The Joint Committee on Vaccination and Immunisation (JCVI) in their advice to you on 2 September 2021 on this subject said: ‘Overall, the committee is of the opinion that the benefits from vaccination are marginally greater than the potential known harms… but acknowledges that there is considerable uncertainty regarding the magnitude of the potential harms.

The margin of benefit, based primarily on a health perspective, is considered too small to support advice on a universal programme of vaccination of otherwise healthy 12 to 15-year-old children at this time…. JCVI is constituted with expertise to allow consideration of the health benefits and risks of vaccination and it is not within its remit to incorporate in-depth considerations on wider societal impacts, including educational benefits. The government may wish to seek further views on the wider societal and educational impacts from the Chief Medical Officers of the 4 nations, with representation from JCVI in these subsequent discussions.

Their full advice to you is appended in JCVI statement, September 2021: COVID-19 vaccination of children aged 12 to 15 years.

You accepted this recommendation from JCVI, and wrote to us on 2 September 2021 stating “We agree with the approach suggested by JCVI, and so we are writing to request that you take forward work (drawing on experts as you see fit) to consider the matter from a broader perspective, as suggested by the JCVI.”

The terms of reference (ToR) of this request, which the UK CMOs agreed, can be found in Terms of reference for UK CMO advice on universal vaccination of children and young people aged 12 to 15 years against COVID-19

In doing so we have been fortunate to have been informed by the independent expertise of leaders of the clinical and public health profession from across the UK. This has included Presidents and Chairs or their representative of:

  • Royal College of Paediatrics and Child Health
  • Royal College of General Practice
  • Royal College of Psychiatry
  • Faculty of Public Health
  • Academy of Medical Royal Colleges representing all the other Royal Colleges and Faculties
  • Association of Directors of Public Health
  • Regional Directors of Public Health
  • national public health specialists
  • experts in data and modelling

We are very grateful to them for taking considerable time and effort to consult their own colleagues in all 4 nations at short notice to get a comprehensive view of the balance of informed medical opinion and experience across the UK.

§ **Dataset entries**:
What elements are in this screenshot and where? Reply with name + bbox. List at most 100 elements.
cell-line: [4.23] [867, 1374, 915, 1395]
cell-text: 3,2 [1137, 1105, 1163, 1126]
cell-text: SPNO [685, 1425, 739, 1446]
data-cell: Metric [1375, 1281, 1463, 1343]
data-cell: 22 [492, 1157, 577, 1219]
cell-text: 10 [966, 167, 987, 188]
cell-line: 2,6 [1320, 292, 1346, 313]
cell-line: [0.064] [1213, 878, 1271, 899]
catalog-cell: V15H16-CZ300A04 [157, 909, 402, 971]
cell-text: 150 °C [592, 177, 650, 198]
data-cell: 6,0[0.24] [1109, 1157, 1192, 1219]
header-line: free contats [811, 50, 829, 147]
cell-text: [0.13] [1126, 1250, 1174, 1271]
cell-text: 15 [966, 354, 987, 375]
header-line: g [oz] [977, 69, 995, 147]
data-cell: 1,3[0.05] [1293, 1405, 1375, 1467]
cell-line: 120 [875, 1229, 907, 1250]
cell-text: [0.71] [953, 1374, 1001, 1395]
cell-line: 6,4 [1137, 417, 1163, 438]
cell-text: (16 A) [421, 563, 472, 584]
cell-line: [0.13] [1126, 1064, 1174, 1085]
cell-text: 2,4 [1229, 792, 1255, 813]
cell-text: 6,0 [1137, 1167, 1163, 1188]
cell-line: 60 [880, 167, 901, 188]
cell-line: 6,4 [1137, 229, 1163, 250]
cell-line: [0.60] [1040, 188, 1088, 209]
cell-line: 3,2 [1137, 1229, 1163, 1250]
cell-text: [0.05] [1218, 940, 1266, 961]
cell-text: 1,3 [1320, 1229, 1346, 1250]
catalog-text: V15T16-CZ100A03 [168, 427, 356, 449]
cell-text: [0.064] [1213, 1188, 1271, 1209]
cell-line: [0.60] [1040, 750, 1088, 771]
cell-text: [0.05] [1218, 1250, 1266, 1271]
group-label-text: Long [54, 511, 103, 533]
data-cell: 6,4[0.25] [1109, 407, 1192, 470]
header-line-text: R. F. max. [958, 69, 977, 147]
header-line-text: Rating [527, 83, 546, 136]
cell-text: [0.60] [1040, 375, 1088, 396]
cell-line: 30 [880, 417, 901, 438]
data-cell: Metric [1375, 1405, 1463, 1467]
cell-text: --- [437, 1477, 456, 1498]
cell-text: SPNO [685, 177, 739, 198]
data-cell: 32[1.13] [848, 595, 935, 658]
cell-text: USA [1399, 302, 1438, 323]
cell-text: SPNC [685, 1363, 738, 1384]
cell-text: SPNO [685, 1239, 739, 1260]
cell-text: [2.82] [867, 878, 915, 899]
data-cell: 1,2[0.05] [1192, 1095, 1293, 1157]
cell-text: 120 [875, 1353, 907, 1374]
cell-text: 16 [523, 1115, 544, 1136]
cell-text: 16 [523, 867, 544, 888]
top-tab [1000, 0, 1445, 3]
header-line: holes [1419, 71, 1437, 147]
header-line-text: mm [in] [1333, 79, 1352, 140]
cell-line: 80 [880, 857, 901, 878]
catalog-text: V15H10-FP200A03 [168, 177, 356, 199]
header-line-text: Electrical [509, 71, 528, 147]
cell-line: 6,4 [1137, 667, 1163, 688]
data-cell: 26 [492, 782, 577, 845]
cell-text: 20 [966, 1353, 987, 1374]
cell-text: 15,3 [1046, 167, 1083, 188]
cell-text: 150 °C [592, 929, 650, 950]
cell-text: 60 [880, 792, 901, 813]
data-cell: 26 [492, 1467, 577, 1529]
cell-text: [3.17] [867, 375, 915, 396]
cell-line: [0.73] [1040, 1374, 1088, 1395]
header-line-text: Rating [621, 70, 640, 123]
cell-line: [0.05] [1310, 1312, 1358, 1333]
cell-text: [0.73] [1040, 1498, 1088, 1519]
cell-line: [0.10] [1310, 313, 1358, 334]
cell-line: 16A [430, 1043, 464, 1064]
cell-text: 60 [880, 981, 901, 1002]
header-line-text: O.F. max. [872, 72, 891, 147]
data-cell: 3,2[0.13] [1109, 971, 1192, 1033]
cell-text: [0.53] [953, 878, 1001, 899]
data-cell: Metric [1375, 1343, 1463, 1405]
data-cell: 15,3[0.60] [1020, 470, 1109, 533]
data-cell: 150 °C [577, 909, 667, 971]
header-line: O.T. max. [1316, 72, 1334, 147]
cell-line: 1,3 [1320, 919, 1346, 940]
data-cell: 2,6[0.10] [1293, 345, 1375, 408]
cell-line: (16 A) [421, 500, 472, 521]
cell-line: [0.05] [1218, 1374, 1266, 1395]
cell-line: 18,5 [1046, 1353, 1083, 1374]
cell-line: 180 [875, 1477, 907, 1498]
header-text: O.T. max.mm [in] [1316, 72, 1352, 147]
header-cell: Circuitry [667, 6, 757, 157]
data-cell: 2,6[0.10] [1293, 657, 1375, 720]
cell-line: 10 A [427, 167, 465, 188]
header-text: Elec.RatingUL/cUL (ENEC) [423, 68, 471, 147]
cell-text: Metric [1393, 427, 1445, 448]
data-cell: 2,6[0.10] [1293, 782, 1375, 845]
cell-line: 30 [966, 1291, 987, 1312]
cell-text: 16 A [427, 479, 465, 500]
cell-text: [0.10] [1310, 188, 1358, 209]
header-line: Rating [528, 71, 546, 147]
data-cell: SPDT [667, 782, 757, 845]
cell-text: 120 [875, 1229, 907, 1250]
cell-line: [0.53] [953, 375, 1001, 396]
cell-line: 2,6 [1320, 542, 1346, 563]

§ **TASKS TO CARRY OUT**:
a) Reproduce word for word the portion of the letter on vaccinating 12 to 15-year-olds starting with "The margin of" and going on through "to 15 years.".
b) According to the letter on vaccinating 12 to 15-year-olds, why did JCVI suggest that the government seek further views from the Chief Medical Officers of the 4 nations?

§ **SOLUTIONS PER TASK**:
a)
The margin of benefit, based primarily on a health perspective, is considered too small to support advice on a universal programme of vaccination of otherwise healthy 12 to 15-year-old children at this time…. JCVI is constituted with expertise to allow consideration of the health benefits and risks of vaccination and it is not within its remit to incorporate in-depth considerations on wider societal impacts, including educational benefits. The government may wish to seek further views on the wider societal and educational impacts from the Chief Medical Officers of the 4 nations, with representation from JCVI in these subsequent discussions.

Their full advice to you is appended in JCVI statement, September 2021: COVID-19 vaccination of children aged 12 to 15 years.

b) JCVI is constituted with expertise to consider the health benefits and risks of vaccination, and in-depth consideration of wider societal impacts, including educational benefits, is not within its remit. It therefore suggested that the government seek further views on those wider societal and educational impacts from the Chief Medical Officers of the 4 nations.